Instructions to follow: Please pick out each line in the records below that contains the string "OfSet" and copy those lines.

===============

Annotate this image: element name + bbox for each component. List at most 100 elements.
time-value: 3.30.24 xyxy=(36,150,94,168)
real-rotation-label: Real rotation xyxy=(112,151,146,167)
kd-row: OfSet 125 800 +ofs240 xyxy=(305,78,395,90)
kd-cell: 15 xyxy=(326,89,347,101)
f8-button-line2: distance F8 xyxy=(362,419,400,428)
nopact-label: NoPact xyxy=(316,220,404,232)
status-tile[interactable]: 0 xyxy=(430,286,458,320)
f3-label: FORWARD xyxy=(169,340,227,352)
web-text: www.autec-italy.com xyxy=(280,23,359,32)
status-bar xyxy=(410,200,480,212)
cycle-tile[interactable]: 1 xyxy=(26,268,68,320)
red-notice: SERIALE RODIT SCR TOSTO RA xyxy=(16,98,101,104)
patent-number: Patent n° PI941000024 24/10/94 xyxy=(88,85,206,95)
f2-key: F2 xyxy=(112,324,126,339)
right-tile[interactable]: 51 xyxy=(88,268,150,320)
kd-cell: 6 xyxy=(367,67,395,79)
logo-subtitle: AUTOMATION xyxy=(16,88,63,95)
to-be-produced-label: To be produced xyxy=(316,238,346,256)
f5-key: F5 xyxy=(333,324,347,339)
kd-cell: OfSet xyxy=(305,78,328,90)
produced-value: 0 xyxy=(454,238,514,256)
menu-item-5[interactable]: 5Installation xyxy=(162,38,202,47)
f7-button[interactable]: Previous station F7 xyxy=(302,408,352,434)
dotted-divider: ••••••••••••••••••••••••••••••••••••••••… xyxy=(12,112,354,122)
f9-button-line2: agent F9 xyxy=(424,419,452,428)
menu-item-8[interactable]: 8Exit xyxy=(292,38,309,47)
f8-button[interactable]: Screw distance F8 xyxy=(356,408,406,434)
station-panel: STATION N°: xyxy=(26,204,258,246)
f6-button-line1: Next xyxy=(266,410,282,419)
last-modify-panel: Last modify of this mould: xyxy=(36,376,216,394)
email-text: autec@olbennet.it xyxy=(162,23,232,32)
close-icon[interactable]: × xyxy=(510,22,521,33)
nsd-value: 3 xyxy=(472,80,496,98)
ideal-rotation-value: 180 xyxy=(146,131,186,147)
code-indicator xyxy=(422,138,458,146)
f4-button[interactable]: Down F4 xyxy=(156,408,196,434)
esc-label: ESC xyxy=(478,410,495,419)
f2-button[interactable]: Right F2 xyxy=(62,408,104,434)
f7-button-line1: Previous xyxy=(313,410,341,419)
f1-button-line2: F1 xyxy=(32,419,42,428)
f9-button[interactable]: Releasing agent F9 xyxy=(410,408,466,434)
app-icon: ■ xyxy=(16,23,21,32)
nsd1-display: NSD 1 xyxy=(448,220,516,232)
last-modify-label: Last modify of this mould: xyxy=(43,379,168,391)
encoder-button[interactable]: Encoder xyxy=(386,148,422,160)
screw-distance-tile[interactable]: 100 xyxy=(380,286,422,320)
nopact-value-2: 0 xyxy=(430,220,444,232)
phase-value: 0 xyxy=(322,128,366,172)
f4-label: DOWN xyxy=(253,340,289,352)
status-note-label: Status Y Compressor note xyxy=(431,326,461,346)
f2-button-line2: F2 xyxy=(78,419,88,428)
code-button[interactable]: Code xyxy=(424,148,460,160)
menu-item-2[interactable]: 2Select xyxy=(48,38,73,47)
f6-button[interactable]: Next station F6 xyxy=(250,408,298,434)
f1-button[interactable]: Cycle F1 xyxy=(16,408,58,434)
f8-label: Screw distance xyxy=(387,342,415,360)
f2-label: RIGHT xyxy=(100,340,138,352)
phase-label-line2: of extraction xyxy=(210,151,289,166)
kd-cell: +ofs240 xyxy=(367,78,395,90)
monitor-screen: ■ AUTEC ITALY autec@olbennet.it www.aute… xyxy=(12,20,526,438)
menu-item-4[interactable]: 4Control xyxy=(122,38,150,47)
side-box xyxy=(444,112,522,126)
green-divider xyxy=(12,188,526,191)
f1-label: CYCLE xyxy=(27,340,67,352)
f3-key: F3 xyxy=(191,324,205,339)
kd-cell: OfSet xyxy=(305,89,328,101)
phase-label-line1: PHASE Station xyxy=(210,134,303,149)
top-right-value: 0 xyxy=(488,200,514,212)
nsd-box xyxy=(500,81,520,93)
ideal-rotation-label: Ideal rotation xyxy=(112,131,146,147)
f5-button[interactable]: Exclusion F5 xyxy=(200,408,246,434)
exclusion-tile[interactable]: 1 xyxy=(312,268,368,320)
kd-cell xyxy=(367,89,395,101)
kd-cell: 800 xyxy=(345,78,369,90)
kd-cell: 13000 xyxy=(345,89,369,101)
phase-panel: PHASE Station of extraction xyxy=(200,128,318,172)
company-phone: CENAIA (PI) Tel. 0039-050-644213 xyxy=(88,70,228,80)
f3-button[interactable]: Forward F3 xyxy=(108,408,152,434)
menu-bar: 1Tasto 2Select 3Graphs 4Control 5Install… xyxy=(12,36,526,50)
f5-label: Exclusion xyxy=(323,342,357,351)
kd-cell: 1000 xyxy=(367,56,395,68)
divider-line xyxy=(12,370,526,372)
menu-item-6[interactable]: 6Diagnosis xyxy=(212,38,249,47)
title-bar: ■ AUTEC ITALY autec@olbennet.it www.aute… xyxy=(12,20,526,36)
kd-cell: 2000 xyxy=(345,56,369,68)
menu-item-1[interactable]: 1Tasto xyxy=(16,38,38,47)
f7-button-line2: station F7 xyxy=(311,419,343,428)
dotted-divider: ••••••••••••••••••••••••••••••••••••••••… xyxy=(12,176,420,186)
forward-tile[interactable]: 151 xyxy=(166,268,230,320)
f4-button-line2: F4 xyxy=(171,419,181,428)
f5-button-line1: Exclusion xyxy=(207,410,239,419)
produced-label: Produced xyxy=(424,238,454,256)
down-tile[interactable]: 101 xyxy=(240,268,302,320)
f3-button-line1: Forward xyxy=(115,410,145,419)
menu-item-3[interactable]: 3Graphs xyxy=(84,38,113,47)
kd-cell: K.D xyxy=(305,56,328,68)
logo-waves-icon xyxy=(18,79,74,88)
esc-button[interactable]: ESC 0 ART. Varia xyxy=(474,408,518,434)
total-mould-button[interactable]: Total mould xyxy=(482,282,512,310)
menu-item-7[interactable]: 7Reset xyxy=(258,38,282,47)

===============

Solution for this task:
kd-row: OfSet 125 800 +ofs240 xyxy=(305,78,395,90)
kd-cell: OfSet xyxy=(305,78,328,90)
kd-cell: OfSet xyxy=(305,89,328,101)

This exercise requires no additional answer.